● **WORK REQUIRED**
Using the listing below, extract each line that has the word "into" in it.

● **RECORDS PROVIDED**
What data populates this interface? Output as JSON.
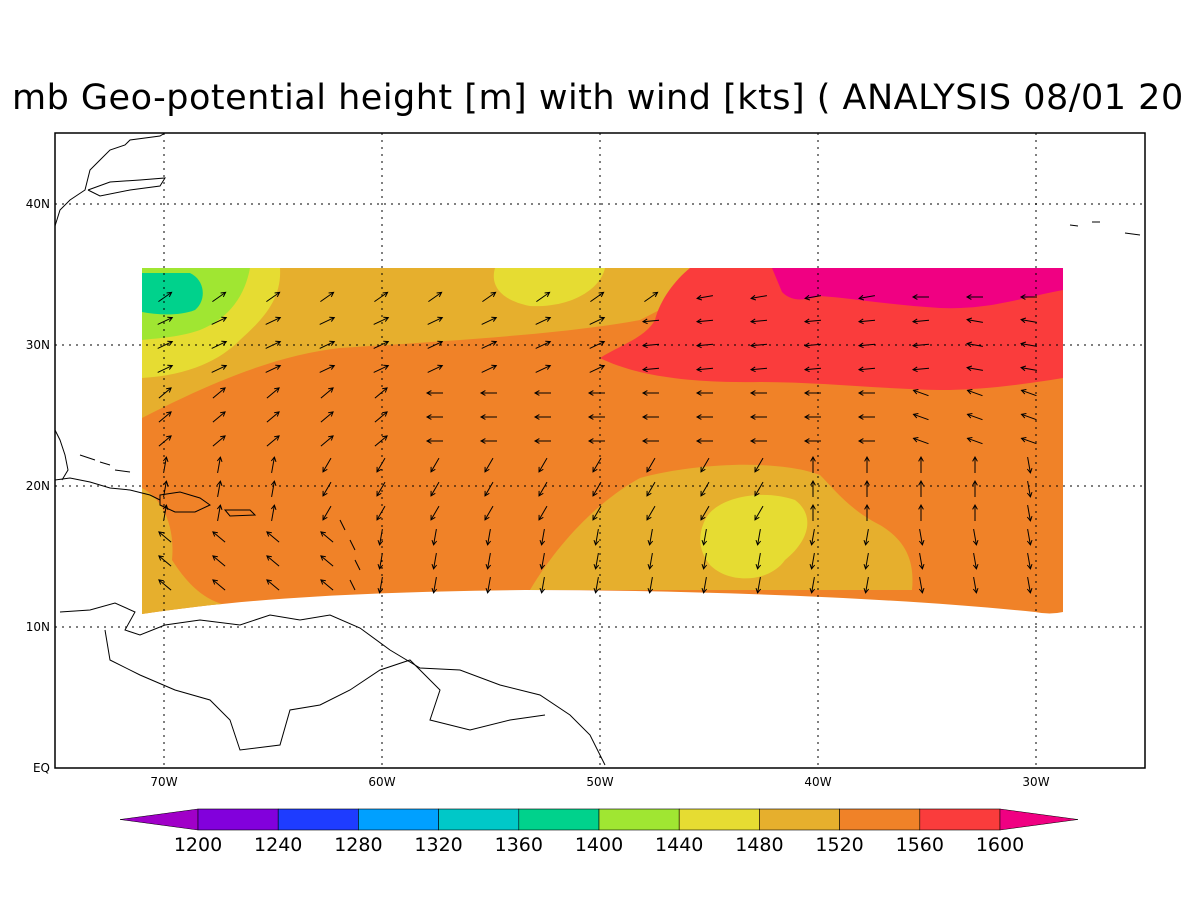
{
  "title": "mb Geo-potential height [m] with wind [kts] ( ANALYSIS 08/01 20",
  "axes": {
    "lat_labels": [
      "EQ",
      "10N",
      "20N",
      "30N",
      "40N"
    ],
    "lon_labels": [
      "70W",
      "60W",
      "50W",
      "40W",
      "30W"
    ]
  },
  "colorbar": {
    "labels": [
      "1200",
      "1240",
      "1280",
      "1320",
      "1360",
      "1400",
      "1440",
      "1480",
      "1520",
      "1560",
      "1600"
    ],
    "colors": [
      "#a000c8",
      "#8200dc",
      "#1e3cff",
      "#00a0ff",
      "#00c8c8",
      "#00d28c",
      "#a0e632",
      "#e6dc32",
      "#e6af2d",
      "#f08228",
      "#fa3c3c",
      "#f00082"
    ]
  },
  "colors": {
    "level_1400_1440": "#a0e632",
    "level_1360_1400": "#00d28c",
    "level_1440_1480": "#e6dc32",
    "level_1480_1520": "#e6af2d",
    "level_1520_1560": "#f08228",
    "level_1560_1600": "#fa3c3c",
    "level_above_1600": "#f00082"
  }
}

...

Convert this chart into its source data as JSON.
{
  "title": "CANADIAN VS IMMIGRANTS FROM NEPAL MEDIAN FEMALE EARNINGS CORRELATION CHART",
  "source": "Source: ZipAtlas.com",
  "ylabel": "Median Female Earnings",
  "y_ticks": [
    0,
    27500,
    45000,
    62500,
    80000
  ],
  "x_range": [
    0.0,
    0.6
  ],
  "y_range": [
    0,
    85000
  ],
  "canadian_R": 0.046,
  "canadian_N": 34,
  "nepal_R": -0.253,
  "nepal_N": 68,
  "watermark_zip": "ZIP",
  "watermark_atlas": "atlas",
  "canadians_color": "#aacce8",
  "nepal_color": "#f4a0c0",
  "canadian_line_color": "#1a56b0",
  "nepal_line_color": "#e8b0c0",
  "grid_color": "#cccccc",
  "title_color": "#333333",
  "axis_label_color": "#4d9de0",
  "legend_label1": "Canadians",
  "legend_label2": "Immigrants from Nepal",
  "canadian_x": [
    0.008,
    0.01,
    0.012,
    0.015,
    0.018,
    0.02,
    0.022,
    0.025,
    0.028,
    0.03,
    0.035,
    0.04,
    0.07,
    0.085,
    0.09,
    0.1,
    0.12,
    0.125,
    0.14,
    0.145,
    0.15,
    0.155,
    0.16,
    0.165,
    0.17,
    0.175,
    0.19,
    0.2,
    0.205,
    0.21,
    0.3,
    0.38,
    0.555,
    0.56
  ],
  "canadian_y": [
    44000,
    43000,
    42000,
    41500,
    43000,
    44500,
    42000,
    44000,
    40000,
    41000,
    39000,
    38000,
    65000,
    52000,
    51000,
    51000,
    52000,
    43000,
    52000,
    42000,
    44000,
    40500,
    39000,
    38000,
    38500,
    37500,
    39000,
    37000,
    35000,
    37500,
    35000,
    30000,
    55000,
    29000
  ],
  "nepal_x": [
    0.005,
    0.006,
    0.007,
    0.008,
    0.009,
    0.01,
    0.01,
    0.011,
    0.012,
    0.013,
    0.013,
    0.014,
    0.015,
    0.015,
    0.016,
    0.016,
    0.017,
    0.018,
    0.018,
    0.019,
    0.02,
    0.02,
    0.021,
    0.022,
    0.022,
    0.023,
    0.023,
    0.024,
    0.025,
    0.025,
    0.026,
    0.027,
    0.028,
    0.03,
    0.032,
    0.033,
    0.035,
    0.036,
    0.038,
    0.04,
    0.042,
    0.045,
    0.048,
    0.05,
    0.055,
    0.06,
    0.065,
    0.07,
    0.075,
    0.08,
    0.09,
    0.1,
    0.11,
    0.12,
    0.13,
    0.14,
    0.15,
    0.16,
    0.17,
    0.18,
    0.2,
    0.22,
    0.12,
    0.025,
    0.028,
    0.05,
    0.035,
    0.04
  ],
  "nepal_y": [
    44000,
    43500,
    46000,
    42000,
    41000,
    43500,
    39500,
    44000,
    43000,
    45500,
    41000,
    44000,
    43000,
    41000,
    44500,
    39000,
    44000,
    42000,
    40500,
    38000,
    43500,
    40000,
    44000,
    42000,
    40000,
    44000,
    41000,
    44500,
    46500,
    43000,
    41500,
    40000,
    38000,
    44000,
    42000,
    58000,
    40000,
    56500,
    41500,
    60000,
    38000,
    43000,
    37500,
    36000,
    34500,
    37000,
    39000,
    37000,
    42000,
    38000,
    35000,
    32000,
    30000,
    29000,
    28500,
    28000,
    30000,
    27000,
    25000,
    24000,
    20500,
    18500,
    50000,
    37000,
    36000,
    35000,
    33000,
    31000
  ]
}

--

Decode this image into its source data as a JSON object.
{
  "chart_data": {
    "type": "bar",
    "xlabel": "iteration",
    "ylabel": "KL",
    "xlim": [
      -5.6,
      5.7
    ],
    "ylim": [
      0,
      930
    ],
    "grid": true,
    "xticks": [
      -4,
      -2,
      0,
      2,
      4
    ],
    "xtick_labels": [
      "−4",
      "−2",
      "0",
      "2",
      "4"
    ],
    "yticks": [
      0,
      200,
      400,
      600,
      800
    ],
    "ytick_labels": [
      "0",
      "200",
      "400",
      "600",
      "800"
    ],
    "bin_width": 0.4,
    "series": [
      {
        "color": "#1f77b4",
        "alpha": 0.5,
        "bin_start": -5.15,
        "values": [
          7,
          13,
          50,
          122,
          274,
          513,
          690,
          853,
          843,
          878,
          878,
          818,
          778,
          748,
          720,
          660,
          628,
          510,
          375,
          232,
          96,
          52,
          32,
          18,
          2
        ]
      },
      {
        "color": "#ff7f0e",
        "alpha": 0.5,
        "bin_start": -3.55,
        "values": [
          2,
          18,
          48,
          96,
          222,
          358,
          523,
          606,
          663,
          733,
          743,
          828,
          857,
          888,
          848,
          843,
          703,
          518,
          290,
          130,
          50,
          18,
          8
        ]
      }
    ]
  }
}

● **FINAL ANSWER**
Convert this chart into its source data as JSON.
Decode this image into its source data as a JSON object.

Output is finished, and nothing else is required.